__THE RECORDS__:
★ ★ ★

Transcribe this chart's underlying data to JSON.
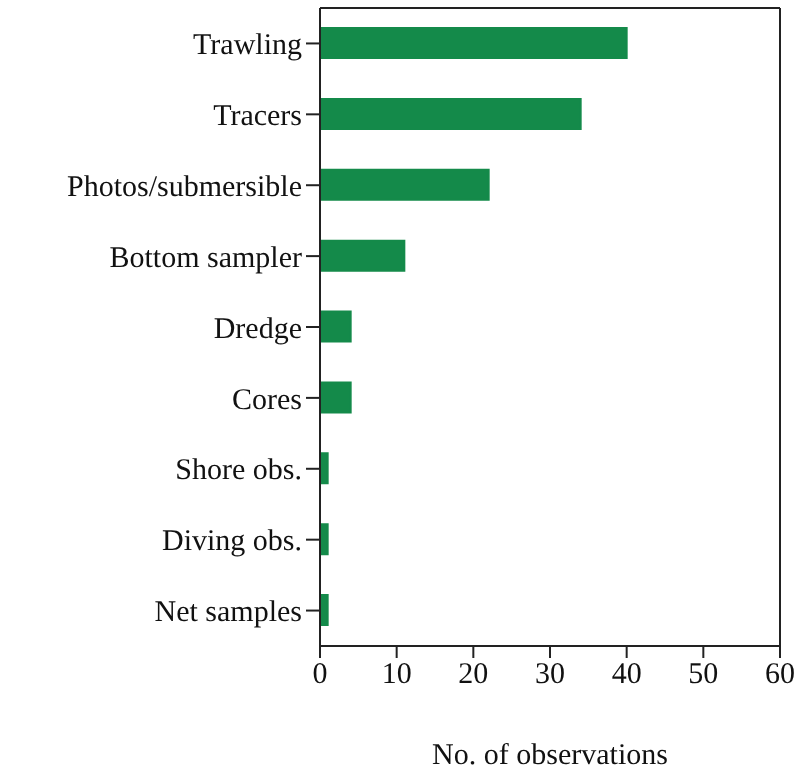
{
  "chart_data": {
    "type": "bar",
    "orientation": "horizontal",
    "xlabel": "No. of observations",
    "categories": [
      "Trawling",
      "Tracers",
      "Photos/submersible",
      "Bottom sampler",
      "Dredge",
      "Cores",
      "Shore obs.",
      "Diving obs.",
      "Net samples"
    ],
    "values": [
      40,
      34,
      22,
      11,
      4,
      4,
      1,
      1,
      1
    ],
    "color": "#148a4a",
    "xlim": [
      0,
      60
    ],
    "xticks": [
      0,
      10,
      20,
      30,
      40,
      50,
      60
    ],
    "grid": false,
    "legend": false
  }
}
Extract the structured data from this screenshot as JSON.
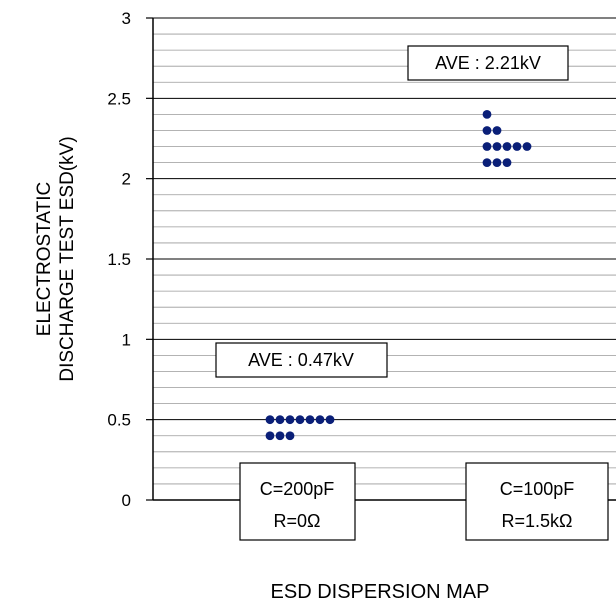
{
  "chart_data": {
    "type": "scatter",
    "title": "",
    "xlabel": "ESD DISPERSION MAP",
    "ylabel_lines": [
      "ELECTROSTATIC",
      "DISCHARGE TEST ESD(kV)"
    ],
    "ylim": [
      0,
      3
    ],
    "yticks": [
      "0",
      "0.5",
      "1",
      "1.5",
      "2",
      "2.5",
      "3"
    ],
    "grid": true,
    "marker_color": "#0a1f78",
    "groups": [
      {
        "labels": [
          "C=200pF",
          "R=0Ω"
        ],
        "average_label": "AVE : 0.47kV",
        "points": [
          {
            "y": 0.5,
            "count": 7
          },
          {
            "y": 0.4,
            "count": 3
          }
        ]
      },
      {
        "labels": [
          "C=100pF",
          "R=1.5kΩ"
        ],
        "average_label": "AVE : 2.21kV",
        "points": [
          {
            "y": 2.4,
            "count": 1
          },
          {
            "y": 2.3,
            "count": 2
          },
          {
            "y": 2.2,
            "count": 5
          },
          {
            "y": 2.1,
            "count": 3
          }
        ]
      }
    ]
  }
}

★ ★ ★

Tell how many lines hold the string "xlabel", giving the number and nothing else.

__WRITTEN RESPONSE__:
2